## begin

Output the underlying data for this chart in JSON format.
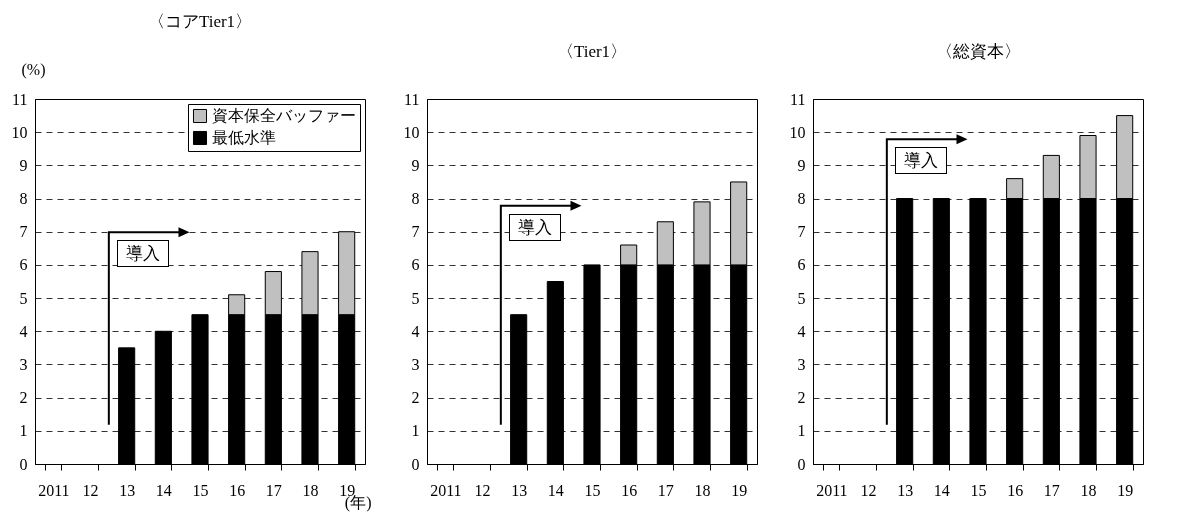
{
  "chart_data": [
    {
      "type": "bar",
      "title": "〈コアTier1〉",
      "ylabel": "(%)",
      "xlabel": "(年)",
      "categories": [
        "2011",
        "12",
        "13",
        "14",
        "15",
        "16",
        "17",
        "18",
        "19"
      ],
      "stacked": true,
      "legend": "top right",
      "grid": "y",
      "ylim": [
        0,
        11
      ],
      "yticks": [
        0,
        1,
        2,
        3,
        4,
        5,
        6,
        7,
        8,
        9,
        10,
        11
      ],
      "annotations": [
        "導入"
      ],
      "series": [
        {
          "name": "最低水準",
          "color": "#000000",
          "values": [
            null,
            null,
            3.5,
            4,
            4.5,
            4.5,
            4.5,
            4.5,
            4.5
          ]
        },
        {
          "name": "資本保全バッファー",
          "color": "#c0c0c0",
          "values": [
            null,
            null,
            null,
            null,
            null,
            0.6,
            1.3,
            1.9,
            2.5
          ]
        }
      ]
    },
    {
      "type": "bar",
      "title": "〈Tier1〉",
      "categories": [
        "2011",
        "12",
        "13",
        "14",
        "15",
        "16",
        "17",
        "18",
        "19"
      ],
      "stacked": true,
      "legend": false,
      "grid": "y",
      "ylim": [
        0,
        11
      ],
      "yticks": [
        0,
        1,
        2,
        3,
        4,
        5,
        6,
        7,
        8,
        9,
        10,
        11
      ],
      "annotations": [
        "導入"
      ],
      "series": [
        {
          "color": "#000000",
          "values": [
            null,
            null,
            4.5,
            5.5,
            6,
            6,
            6,
            6,
            6
          ]
        },
        {
          "color": "#c0c0c0",
          "values": [
            null,
            null,
            null,
            null,
            null,
            0.6,
            1.3,
            1.9,
            2.5
          ]
        }
      ]
    },
    {
      "type": "bar",
      "title": "〈総資本〉",
      "categories": [
        "2011",
        "12",
        "13",
        "14",
        "15",
        "16",
        "17",
        "18",
        "19"
      ],
      "stacked": true,
      "legend": false,
      "grid": "y",
      "ylim": [
        0,
        11
      ],
      "yticks": [
        0,
        1,
        2,
        3,
        4,
        5,
        6,
        7,
        8,
        9,
        10,
        11
      ],
      "annotations": [
        "導入"
      ],
      "series": [
        {
          "color": "#000000",
          "values": [
            null,
            null,
            8,
            8,
            8,
            8,
            8,
            8,
            8
          ]
        },
        {
          "color": "#c0c0c0",
          "values": [
            null,
            null,
            null,
            null,
            null,
            0.6,
            1.3,
            1.9,
            2.5
          ]
        }
      ]
    }
  ]
}
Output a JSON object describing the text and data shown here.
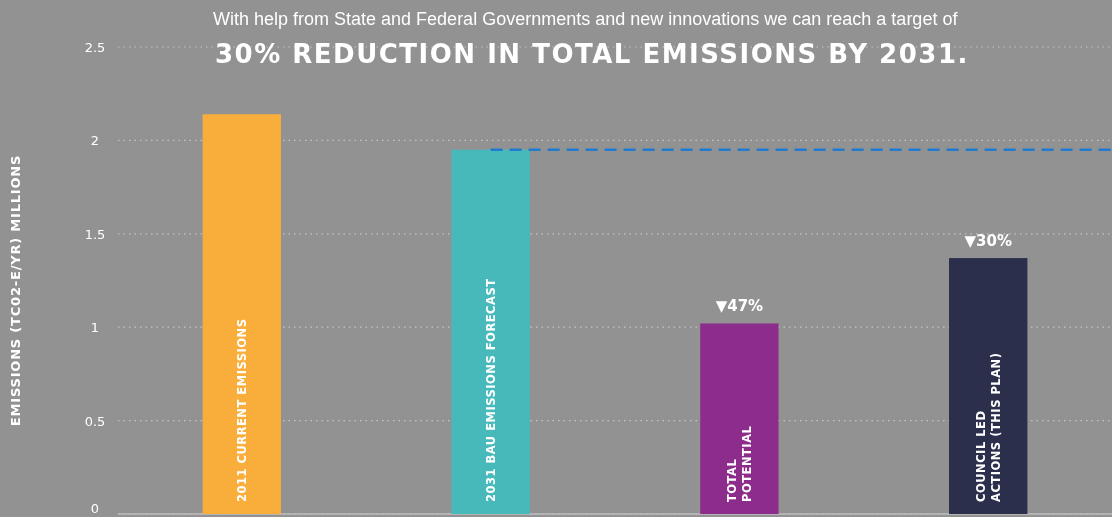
{
  "chart_data": {
    "type": "bar",
    "title": "30% REDUCTION IN TOTAL EMISSIONS BY 2031.",
    "subtitle": "With help from State and Federal Governments and new innovations we can reach a target of",
    "ylabel": "EMISSIONS (TC02-E/YR) MILLIONS",
    "categories": [
      "2011 CURRENT EMISSIONS",
      "2031 BAU EMISSIONS FORECAST",
      "TOTAL\nPOTENTIAL",
      "COUNCIL LED\nACTIONS (THIS PLAN)"
    ],
    "values": [
      2.14,
      1.95,
      1.02,
      1.37
    ],
    "colors": [
      "#f9ae3b",
      "#48b9bb",
      "#8c2d8c",
      "#2b2f4b"
    ],
    "ylim": [
      0,
      2.5
    ],
    "yticks": [
      0,
      0.5,
      1,
      1.5,
      2,
      2.5
    ],
    "grid": "y",
    "ref_lines": [
      {
        "axis": "y",
        "value": 1.95,
        "color": "#1f7bd0",
        "line_style": "dashed"
      }
    ],
    "annotations": [
      {
        "text": "▼47%",
        "x": "TOTAL\nPOTENTIAL",
        "y": 1.02
      },
      {
        "text": "▼30%",
        "x": "COUNCIL LED\nACTIONS (THIS PLAN)",
        "y": 1.37
      }
    ]
  }
}
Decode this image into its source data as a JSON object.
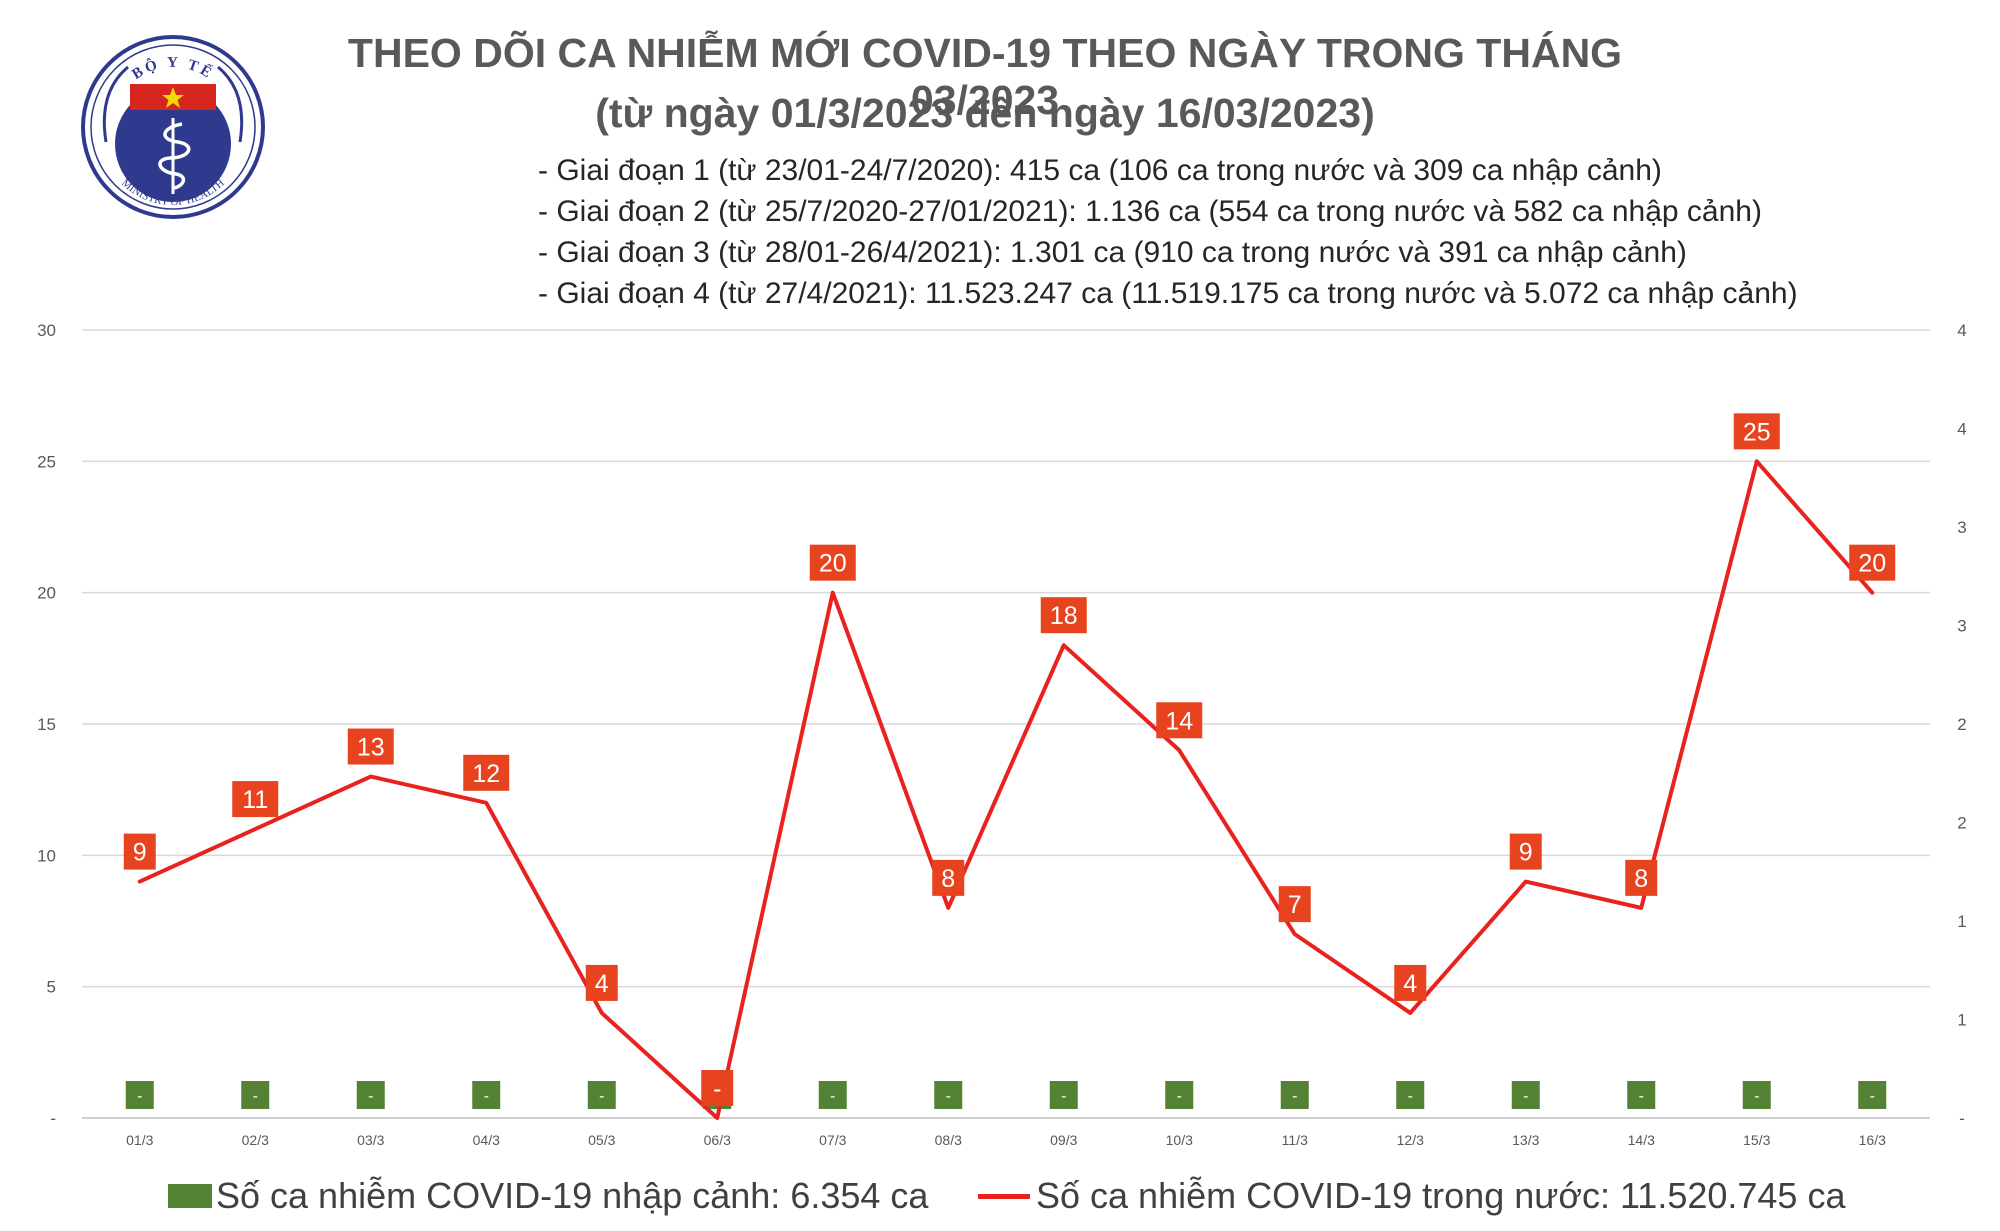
{
  "logo": {
    "top_text": "BỘ Y TẾ",
    "bottom_text": "MINISTRY OF HEALTH",
    "colors": {
      "blue": "#2f3a8f",
      "red": "#d7261e",
      "star": "#f5d90a"
    }
  },
  "title_line1": "THEO DÕI CA NHIỄM MỚI COVID-19 THEO NGÀY TRONG THÁNG 03/2023",
  "title_line2": "(từ ngày 01/3/2023 đến ngày 16/03/2023)",
  "phases": [
    "- Giai đoạn 1 (từ 23/01-24/7/2020): 415 ca (106 ca trong nước và 309 ca nhập cảnh)",
    "- Giai đoạn 2 (từ 25/7/2020-27/01/2021): 1.136 ca (554 ca trong nước và 582 ca nhập cảnh)",
    "- Giai đoạn 3 (từ 28/01-26/4/2021): 1.301 ca (910 ca trong nước và 391 ca nhập cảnh)",
    "- Giai đoạn 4 (từ 27/4/2021): 11.523.247 ca (11.519.175 ca trong nước và 5.072 ca nhập cảnh)"
  ],
  "chart_data": {
    "type": "line",
    "categories": [
      "01/3",
      "02/3",
      "03/3",
      "04/3",
      "05/3",
      "06/3",
      "07/3",
      "08/3",
      "09/3",
      "10/3",
      "11/3",
      "12/3",
      "13/3",
      "14/3",
      "15/3",
      "16/3"
    ],
    "series": [
      {
        "name": "Số ca nhiễm COVID-19 nhập cảnh: 6.354 ca",
        "type": "bar",
        "axis": "right",
        "color": "#548235",
        "values": [
          0,
          0,
          0,
          0,
          0,
          0,
          0,
          0,
          0,
          0,
          0,
          0,
          0,
          0,
          0,
          0
        ],
        "labels": [
          "-",
          "-",
          "-",
          "-",
          "-",
          "-",
          "-",
          "-",
          "-",
          "-",
          "-",
          "-",
          "-",
          "-",
          "-",
          "-"
        ]
      },
      {
        "name": "Số ca nhiễm COVID-19 trong nước: 11.520.745 ca",
        "type": "line",
        "axis": "left",
        "color": "#e8231f",
        "values": [
          9,
          11,
          13,
          12,
          4,
          0,
          20,
          8,
          18,
          14,
          7,
          4,
          9,
          8,
          25,
          20
        ],
        "labels": [
          "9",
          "11",
          "13",
          "12",
          "4",
          "-",
          "20",
          "8",
          "18",
          "14",
          "7",
          "4",
          "9",
          "8",
          "25",
          "20"
        ]
      }
    ],
    "left_axis": {
      "ylim": [
        0,
        30
      ],
      "ticks": [
        "-",
        "5",
        "10",
        "15",
        "20",
        "25",
        "30"
      ]
    },
    "right_axis": {
      "ticks": [
        "-",
        "1",
        "1",
        "2",
        "2",
        "3",
        "3",
        "4",
        "4"
      ]
    },
    "grid": true,
    "legend_position": "bottom",
    "label_box_color": "#e8431f"
  }
}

## end

▶ Your instructions
The data above needs to be retyped exactly, with the images left out.

▶ Written solution
Output the underlying data for this chart in JSON format.
{
  "chart_data": [
    {
      "type": "bar",
      "title": "〈コアTier1〉",
      "ylabel": "(%)",
      "xlabel": "(年)",
      "categories": [
        "2011",
        "12",
        "13",
        "14",
        "15",
        "16",
        "17",
        "18",
        "19"
      ],
      "stacked": true,
      "legend": "top right",
      "grid": "y",
      "ylim": [
        0,
        11
      ],
      "yticks": [
        0,
        1,
        2,
        3,
        4,
        5,
        6,
        7,
        8,
        9,
        10,
        11
      ],
      "annotations": [
        "導入"
      ],
      "series": [
        {
          "name": "最低水準",
          "color": "#000000",
          "values": [
            null,
            null,
            3.5,
            4,
            4.5,
            4.5,
            4.5,
            4.5,
            4.5
          ]
        },
        {
          "name": "資本保全バッファー",
          "color": "#c0c0c0",
          "values": [
            null,
            null,
            null,
            null,
            null,
            0.6,
            1.3,
            1.9,
            2.5
          ]
        }
      ]
    },
    {
      "type": "bar",
      "title": "〈Tier1〉",
      "categories": [
        "2011",
        "12",
        "13",
        "14",
        "15",
        "16",
        "17",
        "18",
        "19"
      ],
      "stacked": true,
      "legend": false,
      "grid": "y",
      "ylim": [
        0,
        11
      ],
      "yticks": [
        0,
        1,
        2,
        3,
        4,
        5,
        6,
        7,
        8,
        9,
        10,
        11
      ],
      "annotations": [
        "導入"
      ],
      "series": [
        {
          "color": "#000000",
          "values": [
            null,
            null,
            4.5,
            5.5,
            6,
            6,
            6,
            6,
            6
          ]
        },
        {
          "color": "#c0c0c0",
          "values": [
            null,
            null,
            null,
            null,
            null,
            0.6,
            1.3,
            1.9,
            2.5
          ]
        }
      ]
    },
    {
      "type": "bar",
      "title": "〈総資本〉",
      "categories": [
        "2011",
        "12",
        "13",
        "14",
        "15",
        "16",
        "17",
        "18",
        "19"
      ],
      "stacked": true,
      "legend": false,
      "grid": "y",
      "ylim": [
        0,
        11
      ],
      "yticks": [
        0,
        1,
        2,
        3,
        4,
        5,
        6,
        7,
        8,
        9,
        10,
        11
      ],
      "annotations": [
        "導入"
      ],
      "series": [
        {
          "color": "#000000",
          "values": [
            null,
            null,
            8,
            8,
            8,
            8,
            8,
            8,
            8
          ]
        },
        {
          "color": "#c0c0c0",
          "values": [
            null,
            null,
            null,
            null,
            null,
            0.6,
            1.3,
            1.9,
            2.5
          ]
        }
      ]
    }
  ]
}
Output a JSON object describing the text and data shown here.
{
  "chart_data": {
    "type": "bar",
    "title": "30% REDUCTION IN TOTAL EMISSIONS BY 2031.",
    "subtitle": "With help from State and Federal Governments and new innovations we can reach a target of",
    "ylabel": "EMISSIONS (TC02-E/YR) MILLIONS",
    "categories": [
      "2011 CURRENT EMISSIONS",
      "2031 BAU EMISSIONS FORECAST",
      "TOTAL\nPOTENTIAL",
      "COUNCIL LED\nACTIONS (THIS PLAN)"
    ],
    "values": [
      2.14,
      1.95,
      1.02,
      1.37
    ],
    "colors": [
      "#f9ae3b",
      "#48b9bb",
      "#8c2d8c",
      "#2b2f4b"
    ],
    "ylim": [
      0,
      2.5
    ],
    "yticks": [
      0,
      0.5,
      1,
      1.5,
      2,
      2.5
    ],
    "grid": "y",
    "ref_lines": [
      {
        "axis": "y",
        "value": 1.95,
        "color": "#1f7bd0",
        "line_style": "dashed"
      }
    ],
    "annotations": [
      {
        "text": "▼47%",
        "x": "TOTAL\nPOTENTIAL",
        "y": 1.02
      },
      {
        "text": "▼30%",
        "x": "COUNCIL LED\nACTIONS (THIS PLAN)",
        "y": 1.37
      }
    ]
  }
}
Decode this image into its source data as a JSON object.
{
  "logo": {
    "top_text": "BỘ Y TẾ",
    "bottom_text": "MINISTRY OF HEALTH",
    "colors": {
      "blue": "#2f3a8f",
      "red": "#d7261e",
      "star": "#f5d90a"
    }
  },
  "title_line1": "THEO DÕI CA NHIỄM MỚI COVID-19 THEO NGÀY TRONG THÁNG 03/2023",
  "title_line2": "(từ ngày 01/3/2023 đến ngày 16/03/2023)",
  "phases": [
    "- Giai đoạn 1 (từ 23/01-24/7/2020): 415 ca (106 ca trong nước và 309 ca nhập cảnh)",
    "- Giai đoạn 2 (từ 25/7/2020-27/01/2021): 1.136 ca (554 ca trong nước và 582 ca nhập cảnh)",
    "- Giai đoạn 3 (từ 28/01-26/4/2021): 1.301 ca (910 ca trong nước và 391 ca nhập cảnh)",
    "- Giai đoạn 4 (từ 27/4/2021): 11.523.247 ca (11.519.175 ca trong nước và 5.072 ca nhập cảnh)"
  ],
  "chart_data": {
    "type": "line",
    "categories": [
      "01/3",
      "02/3",
      "03/3",
      "04/3",
      "05/3",
      "06/3",
      "07/3",
      "08/3",
      "09/3",
      "10/3",
      "11/3",
      "12/3",
      "13/3",
      "14/3",
      "15/3",
      "16/3"
    ],
    "series": [
      {
        "name": "Số ca nhiễm COVID-19 nhập cảnh: 6.354 ca",
        "type": "bar",
        "axis": "right",
        "color": "#548235",
        "values": [
          0,
          0,
          0,
          0,
          0,
          0,
          0,
          0,
          0,
          0,
          0,
          0,
          0,
          0,
          0,
          0
        ],
        "labels": [
          "-",
          "-",
          "-",
          "-",
          "-",
          "-",
          "-",
          "-",
          "-",
          "-",
          "-",
          "-",
          "-",
          "-",
          "-",
          "-"
        ]
      },
      {
        "name": "Số ca nhiễm COVID-19 trong nước: 11.520.745 ca",
        "type": "line",
        "axis": "left",
        "color": "#e8231f",
        "values": [
          9,
          11,
          13,
          12,
          4,
          0,
          20,
          8,
          18,
          14,
          7,
          4,
          9,
          8,
          25,
          20
        ],
        "labels": [
          "9",
          "11",
          "13",
          "12",
          "4",
          "-",
          "20",
          "8",
          "18",
          "14",
          "7",
          "4",
          "9",
          "8",
          "25",
          "20"
        ]
      }
    ],
    "left_axis": {
      "ylim": [
        0,
        30
      ],
      "ticks": [
        "-",
        "5",
        "10",
        "15",
        "20",
        "25",
        "30"
      ]
    },
    "right_axis": {
      "ticks": [
        "-",
        "1",
        "1",
        "2",
        "2",
        "3",
        "3",
        "4",
        "4"
      ]
    },
    "grid": true,
    "legend_position": "bottom",
    "label_box_color": "#e8431f"
  }
}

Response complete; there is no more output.